(Data extracted from a collection)
□ □ □ □ □ □ □

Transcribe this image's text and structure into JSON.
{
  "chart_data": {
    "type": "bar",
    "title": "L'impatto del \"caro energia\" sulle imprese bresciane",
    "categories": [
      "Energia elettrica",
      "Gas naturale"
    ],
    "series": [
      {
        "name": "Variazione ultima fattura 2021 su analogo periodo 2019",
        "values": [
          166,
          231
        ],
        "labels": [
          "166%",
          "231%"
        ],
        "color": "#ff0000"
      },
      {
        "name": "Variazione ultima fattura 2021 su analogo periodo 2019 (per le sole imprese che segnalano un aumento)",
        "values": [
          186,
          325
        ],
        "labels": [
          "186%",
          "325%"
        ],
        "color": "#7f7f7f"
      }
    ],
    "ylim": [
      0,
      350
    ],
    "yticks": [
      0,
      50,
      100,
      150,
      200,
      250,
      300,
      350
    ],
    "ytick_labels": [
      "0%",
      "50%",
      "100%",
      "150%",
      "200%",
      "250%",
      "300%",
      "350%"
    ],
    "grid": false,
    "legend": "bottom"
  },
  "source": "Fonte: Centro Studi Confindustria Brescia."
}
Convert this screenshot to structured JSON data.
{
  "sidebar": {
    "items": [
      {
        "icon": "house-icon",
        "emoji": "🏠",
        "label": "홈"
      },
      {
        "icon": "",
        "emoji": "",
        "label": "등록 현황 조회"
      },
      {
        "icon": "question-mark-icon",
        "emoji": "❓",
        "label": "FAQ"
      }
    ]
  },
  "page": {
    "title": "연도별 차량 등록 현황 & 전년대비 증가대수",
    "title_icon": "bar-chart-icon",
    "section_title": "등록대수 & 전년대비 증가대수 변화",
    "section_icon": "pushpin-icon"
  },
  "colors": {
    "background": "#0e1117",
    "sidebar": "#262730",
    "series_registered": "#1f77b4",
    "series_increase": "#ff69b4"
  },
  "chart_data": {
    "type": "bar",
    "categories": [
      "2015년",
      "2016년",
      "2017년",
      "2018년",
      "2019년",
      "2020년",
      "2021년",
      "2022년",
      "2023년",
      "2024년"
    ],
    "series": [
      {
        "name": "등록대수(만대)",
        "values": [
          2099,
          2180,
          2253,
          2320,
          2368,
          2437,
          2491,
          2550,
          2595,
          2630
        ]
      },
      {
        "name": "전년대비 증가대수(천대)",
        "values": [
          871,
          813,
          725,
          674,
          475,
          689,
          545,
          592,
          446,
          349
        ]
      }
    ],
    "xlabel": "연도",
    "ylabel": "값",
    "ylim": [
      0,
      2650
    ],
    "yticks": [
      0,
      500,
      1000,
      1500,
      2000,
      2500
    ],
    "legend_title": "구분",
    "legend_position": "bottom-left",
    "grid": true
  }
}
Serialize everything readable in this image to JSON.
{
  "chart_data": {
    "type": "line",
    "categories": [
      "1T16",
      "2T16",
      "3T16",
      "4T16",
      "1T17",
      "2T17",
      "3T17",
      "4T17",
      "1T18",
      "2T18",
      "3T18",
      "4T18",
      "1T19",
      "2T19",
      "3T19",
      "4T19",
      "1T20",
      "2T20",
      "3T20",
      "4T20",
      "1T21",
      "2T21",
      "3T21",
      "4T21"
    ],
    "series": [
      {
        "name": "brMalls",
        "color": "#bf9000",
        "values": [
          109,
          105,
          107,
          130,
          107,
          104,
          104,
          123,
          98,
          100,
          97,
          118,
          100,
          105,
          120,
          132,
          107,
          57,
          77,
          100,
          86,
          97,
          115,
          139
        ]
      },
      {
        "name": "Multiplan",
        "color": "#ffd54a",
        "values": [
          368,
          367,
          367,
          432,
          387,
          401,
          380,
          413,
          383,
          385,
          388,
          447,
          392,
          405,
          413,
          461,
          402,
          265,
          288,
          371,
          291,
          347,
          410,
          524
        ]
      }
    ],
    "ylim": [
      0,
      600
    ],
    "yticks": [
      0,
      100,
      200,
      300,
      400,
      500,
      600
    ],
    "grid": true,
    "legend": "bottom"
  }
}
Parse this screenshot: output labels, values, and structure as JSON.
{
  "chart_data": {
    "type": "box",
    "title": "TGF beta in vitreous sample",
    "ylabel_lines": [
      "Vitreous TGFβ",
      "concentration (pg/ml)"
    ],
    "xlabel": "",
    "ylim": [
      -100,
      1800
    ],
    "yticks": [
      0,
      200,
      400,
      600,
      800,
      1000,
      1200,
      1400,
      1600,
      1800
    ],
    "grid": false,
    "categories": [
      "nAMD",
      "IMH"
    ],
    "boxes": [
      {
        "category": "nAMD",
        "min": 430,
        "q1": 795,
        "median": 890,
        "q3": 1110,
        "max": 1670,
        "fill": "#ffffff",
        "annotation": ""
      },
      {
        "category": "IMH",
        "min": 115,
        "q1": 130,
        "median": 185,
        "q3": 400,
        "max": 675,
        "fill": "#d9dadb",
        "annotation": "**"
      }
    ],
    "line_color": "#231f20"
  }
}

□ □ □ □ □ □ □

Aim of the exercise —
Your task is to repeat each line of the material exactly.

Expected answer —
Transcribe this image's text and structure into JSON.
{
  "chart_data": {
    "type": "bar",
    "title": "L'impatto del \"caro energia\" sulle imprese bresciane",
    "categories": [
      "Energia elettrica",
      "Gas naturale"
    ],
    "series": [
      {
        "name": "Variazione ultima fattura 2021 su analogo periodo 2019",
        "values": [
          166,
          231
        ],
        "labels": [
          "166%",
          "231%"
        ],
        "color": "#ff0000"
      },
      {
        "name": "Variazione ultima fattura 2021 su analogo periodo 2019 (per le sole imprese che segnalano un aumento)",
        "values": [
          186,
          325
        ],
        "labels": [
          "186%",
          "325%"
        ],
        "color": "#7f7f7f"
      }
    ],
    "ylim": [
      0,
      350
    ],
    "yticks": [
      0,
      50,
      100,
      150,
      200,
      250,
      300,
      350
    ],
    "ytick_labels": [
      "0%",
      "50%",
      "100%",
      "150%",
      "200%",
      "250%",
      "300%",
      "350%"
    ],
    "grid": false,
    "legend": "bottom"
  },
  "source": "Fonte: Centro Studi Confindustria Brescia."
}
Convert this screenshot to structured JSON data.
{
  "sidebar": {
    "items": [
      {
        "icon": "house-icon",
        "emoji": "🏠",
        "label": "홈"
      },
      {
        "icon": "",
        "emoji": "",
        "label": "등록 현황 조회"
      },
      {
        "icon": "question-mark-icon",
        "emoji": "❓",
        "label": "FAQ"
      }
    ]
  },
  "page": {
    "title": "연도별 차량 등록 현황 & 전년대비 증가대수",
    "title_icon": "bar-chart-icon",
    "section_title": "등록대수 & 전년대비 증가대수 변화",
    "section_icon": "pushpin-icon"
  },
  "colors": {
    "background": "#0e1117",
    "sidebar": "#262730",
    "series_registered": "#1f77b4",
    "series_increase": "#ff69b4"
  },
  "chart_data": {
    "type": "bar",
    "categories": [
      "2015년",
      "2016년",
      "2017년",
      "2018년",
      "2019년",
      "2020년",
      "2021년",
      "2022년",
      "2023년",
      "2024년"
    ],
    "series": [
      {
        "name": "등록대수(만대)",
        "values": [
          2099,
          2180,
          2253,
          2320,
          2368,
          2437,
          2491,
          2550,
          2595,
          2630
        ]
      },
      {
        "name": "전년대비 증가대수(천대)",
        "values": [
          871,
          813,
          725,
          674,
          475,
          689,
          545,
          592,
          446,
          349
        ]
      }
    ],
    "xlabel": "연도",
    "ylabel": "값",
    "ylim": [
      0,
      2650
    ],
    "yticks": [
      0,
      500,
      1000,
      1500,
      2000,
      2500
    ],
    "legend_title": "구분",
    "legend_position": "bottom-left",
    "grid": true
  }
}
Serialize everything readable in this image to JSON.
{
  "chart_data": {
    "type": "line",
    "categories": [
      "1T16",
      "2T16",
      "3T16",
      "4T16",
      "1T17",
      "2T17",
      "3T17",
      "4T17",
      "1T18",
      "2T18",
      "3T18",
      "4T18",
      "1T19",
      "2T19",
      "3T19",
      "4T19",
      "1T20",
      "2T20",
      "3T20",
      "4T20",
      "1T21",
      "2T21",
      "3T21",
      "4T21"
    ],
    "series": [
      {
        "name": "brMalls",
        "color": "#bf9000",
        "values": [
          109,
          105,
          107,
          130,
          107,
          104,
          104,
          123,
          98,
          100,
          97,
          118,
          100,
          105,
          120,
          132,
          107,
          57,
          77,
          100,
          86,
          97,
          115,
          139
        ]
      },
      {
        "name": "Multiplan",
        "color": "#ffd54a",
        "values": [
          368,
          367,
          367,
          432,
          387,
          401,
          380,
          413,
          383,
          385,
          388,
          447,
          392,
          405,
          413,
          461,
          402,
          265,
          288,
          371,
          291,
          347,
          410,
          524
        ]
      }
    ],
    "ylim": [
      0,
      600
    ],
    "yticks": [
      0,
      100,
      200,
      300,
      400,
      500,
      600
    ],
    "grid": true,
    "legend": "bottom"
  }
}
Parse this screenshot: output labels, values, and structure as JSON.
{
  "chart_data": {
    "type": "box",
    "title": "TGF beta in vitreous sample",
    "ylabel_lines": [
      "Vitreous TGFβ",
      "concentration (pg/ml)"
    ],
    "xlabel": "",
    "ylim": [
      -100,
      1800
    ],
    "yticks": [
      0,
      200,
      400,
      600,
      800,
      1000,
      1200,
      1400,
      1600,
      1800
    ],
    "grid": false,
    "categories": [
      "nAMD",
      "IMH"
    ],
    "boxes": [
      {
        "category": "nAMD",
        "min": 430,
        "q1": 795,
        "median": 890,
        "q3": 1110,
        "max": 1670,
        "fill": "#ffffff",
        "annotation": ""
      },
      {
        "category": "IMH",
        "min": 115,
        "q1": 130,
        "median": 185,
        "q3": 400,
        "max": 675,
        "fill": "#d9dadb",
        "annotation": "**"
      }
    ],
    "line_color": "#231f20"
  }
}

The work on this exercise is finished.